Short task: Extract the lines that hold the string "text".

Data for processing:

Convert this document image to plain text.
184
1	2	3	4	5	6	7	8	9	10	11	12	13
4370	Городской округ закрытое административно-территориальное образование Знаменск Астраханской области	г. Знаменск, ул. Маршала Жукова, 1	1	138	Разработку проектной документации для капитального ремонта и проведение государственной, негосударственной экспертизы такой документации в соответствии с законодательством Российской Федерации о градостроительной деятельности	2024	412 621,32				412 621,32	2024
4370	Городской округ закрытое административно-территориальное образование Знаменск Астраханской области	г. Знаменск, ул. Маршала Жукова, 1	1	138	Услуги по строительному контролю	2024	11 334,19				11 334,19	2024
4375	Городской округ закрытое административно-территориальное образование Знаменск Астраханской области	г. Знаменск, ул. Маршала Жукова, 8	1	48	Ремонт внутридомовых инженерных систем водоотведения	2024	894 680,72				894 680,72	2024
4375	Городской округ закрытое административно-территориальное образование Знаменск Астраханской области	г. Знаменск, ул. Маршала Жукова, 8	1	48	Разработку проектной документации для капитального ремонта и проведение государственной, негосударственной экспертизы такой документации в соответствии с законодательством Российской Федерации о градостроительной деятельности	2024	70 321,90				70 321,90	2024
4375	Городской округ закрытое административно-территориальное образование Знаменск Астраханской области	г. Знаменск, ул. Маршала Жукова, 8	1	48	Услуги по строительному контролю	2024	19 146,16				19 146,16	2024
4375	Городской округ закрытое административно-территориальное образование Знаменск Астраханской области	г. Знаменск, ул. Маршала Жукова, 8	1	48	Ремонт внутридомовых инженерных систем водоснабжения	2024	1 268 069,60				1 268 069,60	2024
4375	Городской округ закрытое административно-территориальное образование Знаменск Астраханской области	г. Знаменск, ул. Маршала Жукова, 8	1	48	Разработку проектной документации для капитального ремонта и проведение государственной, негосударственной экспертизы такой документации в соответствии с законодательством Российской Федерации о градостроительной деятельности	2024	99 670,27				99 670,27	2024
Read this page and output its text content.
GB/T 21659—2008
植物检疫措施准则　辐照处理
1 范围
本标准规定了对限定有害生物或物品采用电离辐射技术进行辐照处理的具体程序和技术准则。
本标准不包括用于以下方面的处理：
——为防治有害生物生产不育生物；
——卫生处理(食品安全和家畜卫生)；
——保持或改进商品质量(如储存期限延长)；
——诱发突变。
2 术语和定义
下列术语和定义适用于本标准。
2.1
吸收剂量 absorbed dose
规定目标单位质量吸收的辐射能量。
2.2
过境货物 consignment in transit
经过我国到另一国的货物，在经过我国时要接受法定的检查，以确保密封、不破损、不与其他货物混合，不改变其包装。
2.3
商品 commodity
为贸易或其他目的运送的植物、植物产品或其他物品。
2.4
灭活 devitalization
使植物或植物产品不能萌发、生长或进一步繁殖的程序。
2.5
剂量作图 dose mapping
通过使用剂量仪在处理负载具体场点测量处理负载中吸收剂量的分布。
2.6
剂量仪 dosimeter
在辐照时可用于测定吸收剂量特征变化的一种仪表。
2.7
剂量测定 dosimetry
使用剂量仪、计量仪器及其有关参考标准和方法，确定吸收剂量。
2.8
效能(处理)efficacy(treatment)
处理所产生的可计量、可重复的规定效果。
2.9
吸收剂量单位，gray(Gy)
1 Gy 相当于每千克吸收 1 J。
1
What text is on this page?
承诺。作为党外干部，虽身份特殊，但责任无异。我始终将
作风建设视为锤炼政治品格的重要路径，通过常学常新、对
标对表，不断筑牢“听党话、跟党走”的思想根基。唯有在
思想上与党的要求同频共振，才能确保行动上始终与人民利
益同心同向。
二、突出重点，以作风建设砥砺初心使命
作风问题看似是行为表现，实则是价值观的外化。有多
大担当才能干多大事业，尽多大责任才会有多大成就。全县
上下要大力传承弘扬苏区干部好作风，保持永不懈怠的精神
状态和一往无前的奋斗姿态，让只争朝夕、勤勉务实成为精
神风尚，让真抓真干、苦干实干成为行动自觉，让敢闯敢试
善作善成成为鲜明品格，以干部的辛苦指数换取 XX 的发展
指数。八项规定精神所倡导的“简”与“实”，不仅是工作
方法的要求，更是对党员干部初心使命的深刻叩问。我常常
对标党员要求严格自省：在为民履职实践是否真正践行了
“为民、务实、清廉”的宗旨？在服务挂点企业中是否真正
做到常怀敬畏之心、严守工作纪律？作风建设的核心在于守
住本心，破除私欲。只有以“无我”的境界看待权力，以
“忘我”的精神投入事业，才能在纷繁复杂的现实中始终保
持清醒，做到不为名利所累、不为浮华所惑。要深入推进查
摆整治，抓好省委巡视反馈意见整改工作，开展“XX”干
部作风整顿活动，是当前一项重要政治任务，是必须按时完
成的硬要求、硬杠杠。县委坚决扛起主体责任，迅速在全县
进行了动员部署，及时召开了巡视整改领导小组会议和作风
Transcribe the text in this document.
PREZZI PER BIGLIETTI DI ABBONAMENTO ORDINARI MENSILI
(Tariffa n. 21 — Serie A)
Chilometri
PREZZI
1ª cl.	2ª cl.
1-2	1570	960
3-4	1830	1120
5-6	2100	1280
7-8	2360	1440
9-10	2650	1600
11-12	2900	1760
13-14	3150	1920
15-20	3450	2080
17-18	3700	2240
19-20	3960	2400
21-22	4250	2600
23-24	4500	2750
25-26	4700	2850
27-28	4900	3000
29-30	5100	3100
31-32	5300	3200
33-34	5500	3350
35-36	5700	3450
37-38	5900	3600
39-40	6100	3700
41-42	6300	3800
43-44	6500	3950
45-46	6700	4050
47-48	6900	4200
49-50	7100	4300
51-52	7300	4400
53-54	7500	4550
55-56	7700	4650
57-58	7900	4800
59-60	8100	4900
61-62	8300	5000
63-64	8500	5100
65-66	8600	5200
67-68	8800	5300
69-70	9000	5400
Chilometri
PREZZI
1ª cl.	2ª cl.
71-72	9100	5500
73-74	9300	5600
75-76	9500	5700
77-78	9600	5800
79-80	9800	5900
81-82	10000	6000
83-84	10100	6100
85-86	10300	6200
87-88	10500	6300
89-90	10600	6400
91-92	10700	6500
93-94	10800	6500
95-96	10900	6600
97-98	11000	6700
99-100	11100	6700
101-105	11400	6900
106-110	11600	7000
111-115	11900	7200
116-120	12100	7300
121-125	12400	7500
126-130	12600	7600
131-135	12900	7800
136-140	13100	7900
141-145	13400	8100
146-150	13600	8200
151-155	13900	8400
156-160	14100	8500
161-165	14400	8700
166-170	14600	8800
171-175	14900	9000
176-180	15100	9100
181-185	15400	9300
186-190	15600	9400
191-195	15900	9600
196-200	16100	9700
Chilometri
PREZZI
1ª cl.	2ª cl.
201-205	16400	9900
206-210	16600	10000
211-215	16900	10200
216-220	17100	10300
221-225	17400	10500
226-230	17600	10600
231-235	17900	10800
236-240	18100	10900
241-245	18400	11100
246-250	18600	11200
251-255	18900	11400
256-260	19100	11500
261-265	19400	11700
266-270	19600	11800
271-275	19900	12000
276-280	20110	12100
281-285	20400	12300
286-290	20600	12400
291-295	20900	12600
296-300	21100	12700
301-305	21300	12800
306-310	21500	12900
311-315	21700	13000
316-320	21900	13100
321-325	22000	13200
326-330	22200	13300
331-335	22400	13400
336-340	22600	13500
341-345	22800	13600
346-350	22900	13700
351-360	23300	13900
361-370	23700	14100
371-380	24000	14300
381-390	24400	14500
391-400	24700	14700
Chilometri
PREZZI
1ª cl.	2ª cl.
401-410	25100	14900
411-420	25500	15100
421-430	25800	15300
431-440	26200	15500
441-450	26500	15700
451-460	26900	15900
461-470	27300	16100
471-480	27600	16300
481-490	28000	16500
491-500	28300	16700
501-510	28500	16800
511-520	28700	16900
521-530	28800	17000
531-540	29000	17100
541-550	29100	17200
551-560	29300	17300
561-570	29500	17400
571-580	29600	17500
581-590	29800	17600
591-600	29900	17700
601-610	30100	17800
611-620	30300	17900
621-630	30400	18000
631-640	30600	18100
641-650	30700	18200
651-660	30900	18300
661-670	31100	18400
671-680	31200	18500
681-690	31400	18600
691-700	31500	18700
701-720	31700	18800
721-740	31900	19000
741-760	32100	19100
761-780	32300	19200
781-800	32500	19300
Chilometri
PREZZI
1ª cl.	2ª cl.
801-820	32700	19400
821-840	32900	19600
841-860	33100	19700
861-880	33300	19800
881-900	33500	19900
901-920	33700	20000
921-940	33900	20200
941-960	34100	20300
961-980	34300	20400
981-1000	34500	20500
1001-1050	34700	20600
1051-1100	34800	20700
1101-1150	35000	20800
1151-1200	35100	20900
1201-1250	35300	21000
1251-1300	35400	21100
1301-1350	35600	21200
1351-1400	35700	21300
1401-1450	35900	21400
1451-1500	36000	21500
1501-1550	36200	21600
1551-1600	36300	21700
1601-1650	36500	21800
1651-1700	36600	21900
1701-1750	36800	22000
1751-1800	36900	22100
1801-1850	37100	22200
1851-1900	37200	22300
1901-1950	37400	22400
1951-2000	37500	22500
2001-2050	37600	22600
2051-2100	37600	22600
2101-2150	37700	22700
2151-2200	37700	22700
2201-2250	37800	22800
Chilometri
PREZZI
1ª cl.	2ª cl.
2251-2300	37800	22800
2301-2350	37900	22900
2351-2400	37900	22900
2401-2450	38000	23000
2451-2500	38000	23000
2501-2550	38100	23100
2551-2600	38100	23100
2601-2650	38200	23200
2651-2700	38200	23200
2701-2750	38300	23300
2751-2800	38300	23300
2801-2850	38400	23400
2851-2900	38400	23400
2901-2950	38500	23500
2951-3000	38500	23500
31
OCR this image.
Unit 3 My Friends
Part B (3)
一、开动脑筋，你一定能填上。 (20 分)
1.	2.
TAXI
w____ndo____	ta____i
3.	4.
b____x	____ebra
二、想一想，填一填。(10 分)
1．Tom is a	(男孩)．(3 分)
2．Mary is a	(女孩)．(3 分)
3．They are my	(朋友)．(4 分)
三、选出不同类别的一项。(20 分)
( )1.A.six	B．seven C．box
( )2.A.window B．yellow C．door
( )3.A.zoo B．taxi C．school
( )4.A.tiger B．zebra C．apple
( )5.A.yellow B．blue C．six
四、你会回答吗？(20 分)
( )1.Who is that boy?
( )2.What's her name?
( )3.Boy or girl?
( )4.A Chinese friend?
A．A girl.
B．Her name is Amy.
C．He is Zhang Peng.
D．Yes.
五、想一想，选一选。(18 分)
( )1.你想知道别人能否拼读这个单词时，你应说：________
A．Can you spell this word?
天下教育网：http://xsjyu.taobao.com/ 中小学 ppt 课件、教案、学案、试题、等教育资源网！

Solution to this task:
Convert this document image to plain text.
Read this page and output its text content.
What text is on this page?
Transcribe the text in this document.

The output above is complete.